◆ **Source data**:
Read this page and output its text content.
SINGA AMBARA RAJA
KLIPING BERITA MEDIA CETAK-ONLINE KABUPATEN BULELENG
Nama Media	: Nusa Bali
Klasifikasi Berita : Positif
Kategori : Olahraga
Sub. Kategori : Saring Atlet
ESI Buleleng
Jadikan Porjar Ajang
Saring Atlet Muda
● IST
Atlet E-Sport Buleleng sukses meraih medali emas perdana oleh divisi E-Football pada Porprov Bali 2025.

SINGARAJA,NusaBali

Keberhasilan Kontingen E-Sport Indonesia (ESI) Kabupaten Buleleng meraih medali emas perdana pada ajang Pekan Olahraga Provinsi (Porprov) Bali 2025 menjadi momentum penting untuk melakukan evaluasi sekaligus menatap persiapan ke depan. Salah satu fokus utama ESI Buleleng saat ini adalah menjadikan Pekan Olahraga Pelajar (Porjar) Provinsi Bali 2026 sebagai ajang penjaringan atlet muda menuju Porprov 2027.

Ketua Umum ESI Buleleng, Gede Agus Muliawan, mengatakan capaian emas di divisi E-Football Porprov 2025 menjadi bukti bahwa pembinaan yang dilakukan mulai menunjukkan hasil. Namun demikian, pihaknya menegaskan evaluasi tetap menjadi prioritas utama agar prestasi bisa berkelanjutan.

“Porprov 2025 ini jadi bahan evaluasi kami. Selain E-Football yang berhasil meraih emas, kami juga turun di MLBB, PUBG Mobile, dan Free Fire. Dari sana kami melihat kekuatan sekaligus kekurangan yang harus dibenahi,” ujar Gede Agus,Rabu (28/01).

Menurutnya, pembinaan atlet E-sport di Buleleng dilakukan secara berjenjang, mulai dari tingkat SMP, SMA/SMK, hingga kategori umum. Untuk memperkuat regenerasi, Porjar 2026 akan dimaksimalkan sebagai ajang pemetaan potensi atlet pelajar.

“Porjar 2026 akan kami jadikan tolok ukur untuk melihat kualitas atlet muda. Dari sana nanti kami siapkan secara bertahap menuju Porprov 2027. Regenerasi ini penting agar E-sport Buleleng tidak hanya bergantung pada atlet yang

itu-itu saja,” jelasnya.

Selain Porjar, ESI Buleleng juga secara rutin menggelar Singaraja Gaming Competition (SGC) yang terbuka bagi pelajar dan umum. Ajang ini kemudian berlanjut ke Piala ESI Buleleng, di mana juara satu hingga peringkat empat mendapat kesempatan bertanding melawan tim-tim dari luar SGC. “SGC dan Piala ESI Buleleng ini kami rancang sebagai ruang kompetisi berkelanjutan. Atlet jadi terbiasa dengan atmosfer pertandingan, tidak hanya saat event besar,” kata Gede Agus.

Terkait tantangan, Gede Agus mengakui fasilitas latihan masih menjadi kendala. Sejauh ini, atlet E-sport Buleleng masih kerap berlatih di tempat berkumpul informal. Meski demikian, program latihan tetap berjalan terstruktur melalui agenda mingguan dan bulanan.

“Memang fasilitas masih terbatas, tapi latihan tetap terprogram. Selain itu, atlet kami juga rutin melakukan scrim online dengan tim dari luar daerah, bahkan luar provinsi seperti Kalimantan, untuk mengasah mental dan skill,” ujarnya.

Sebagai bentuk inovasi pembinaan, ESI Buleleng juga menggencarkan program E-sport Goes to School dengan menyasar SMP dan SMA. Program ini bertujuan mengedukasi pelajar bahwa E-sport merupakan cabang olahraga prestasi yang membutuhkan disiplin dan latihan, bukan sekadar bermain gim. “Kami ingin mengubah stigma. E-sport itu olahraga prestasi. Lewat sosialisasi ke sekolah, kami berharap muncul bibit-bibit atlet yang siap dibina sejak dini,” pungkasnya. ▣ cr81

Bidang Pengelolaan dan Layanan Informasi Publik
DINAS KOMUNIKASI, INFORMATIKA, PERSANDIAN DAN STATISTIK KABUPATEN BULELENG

◆ **Written task**: Write the whole listing out again. Keep every line exactly as it is.

◆ **Worked solution**:
Read this page and output its text content.
SINGA AMBARA RAJA
KLIPING BERITA MEDIA CETAK-ONLINE KABUPATEN BULELENG
Nama Media	: Nusa Bali
Klasifikasi Berita : Positif
Kategori : Olahraga
Sub. Kategori : Saring Atlet
ESI Buleleng
Jadikan Porjar Ajang
Saring Atlet Muda
● IST
Atlet E-Sport Buleleng sukses meraih medali emas perdana oleh divisi E-Football pada Porprov Bali 2025.

SINGARAJA,NusaBali

Keberhasilan Kontingen E-Sport Indonesia (ESI) Kabupaten Buleleng meraih medali emas perdana pada ajang Pekan Olahraga Provinsi (Porprov) Bali 2025 menjadi momentum penting untuk melakukan evaluasi sekaligus menatap persiapan ke depan. Salah satu fokus utama ESI Buleleng saat ini adalah menjadikan Pekan Olahraga Pelajar (Porjar) Provinsi Bali 2026 sebagai ajang penjaringan atlet muda menuju Porprov 2027.

Ketua Umum ESI Buleleng, Gede Agus Muliawan, mengatakan capaian emas di divisi E-Football Porprov 2025 menjadi bukti bahwa pembinaan yang dilakukan mulai menunjukkan hasil. Namun demikian, pihaknya menegaskan evaluasi tetap menjadi prioritas utama agar prestasi bisa berkelanjutan.

“Porprov 2025 ini jadi bahan evaluasi kami. Selain E-Football yang berhasil meraih emas, kami juga turun di MLBB, PUBG Mobile, dan Free Fire. Dari sana kami melihat kekuatan sekaligus kekurangan yang harus dibenahi,” ujar Gede Agus,Rabu (28/01).

Menurutnya, pembinaan atlet E-sport di Buleleng dilakukan secara berjenjang, mulai dari tingkat SMP, SMA/SMK, hingga kategori umum. Untuk memperkuat regenerasi, Porjar 2026 akan dimaksimalkan sebagai ajang pemetaan potensi atlet pelajar.

“Porjar 2026 akan kami jadikan tolok ukur untuk melihat kualitas atlet muda. Dari sana nanti kami siapkan secara bertahap menuju Porprov 2027. Regenerasi ini penting agar E-sport Buleleng tidak hanya bergantung pada atlet yang

itu-itu saja,” jelasnya.

Selain Porjar, ESI Buleleng juga secara rutin menggelar Singaraja Gaming Competition (SGC) yang terbuka bagi pelajar dan umum. Ajang ini kemudian berlanjut ke Piala ESI Buleleng, di mana juara satu hingga peringkat empat mendapat kesempatan bertanding melawan tim-tim dari luar SGC. “SGC dan Piala ESI Buleleng ini kami rancang sebagai ruang kompetisi berkelanjutan. Atlet jadi terbiasa dengan atmosfer pertandingan, tidak hanya saat event besar,” kata Gede Agus.

Terkait tantangan, Gede Agus mengakui fasilitas latihan masih menjadi kendala. Sejauh ini, atlet E-sport Buleleng masih kerap berlatih di tempat berkumpul informal. Meski demikian, program latihan tetap berjalan terstruktur melalui agenda mingguan dan bulanan.

“Memang fasilitas masih terbatas, tapi latihan tetap terprogram. Selain itu, atlet kami juga rutin melakukan scrim online dengan tim dari luar daerah, bahkan luar provinsi seperti Kalimantan, untuk mengasah mental dan skill,” ujarnya.

Sebagai bentuk inovasi pembinaan, ESI Buleleng juga menggencarkan program E-sport Goes to School dengan menyasar SMP dan SMA. Program ini bertujuan mengedukasi pelajar bahwa E-sport merupakan cabang olahraga prestasi yang membutuhkan disiplin dan latihan, bukan sekadar bermain gim. “Kami ingin mengubah stigma. E-sport itu olahraga prestasi. Lewat sosialisasi ke sekolah, kami berharap muncul bibit-bibit atlet yang siap dibina sejak dini,” pungkasnya. ▣ cr81

Bidang Pengelolaan dan Layanan Informasi Publik
DINAS KOMUNIKASI, INFORMATIKA, PERSANDIAN DAN STATISTIK KABUPATEN BULELENG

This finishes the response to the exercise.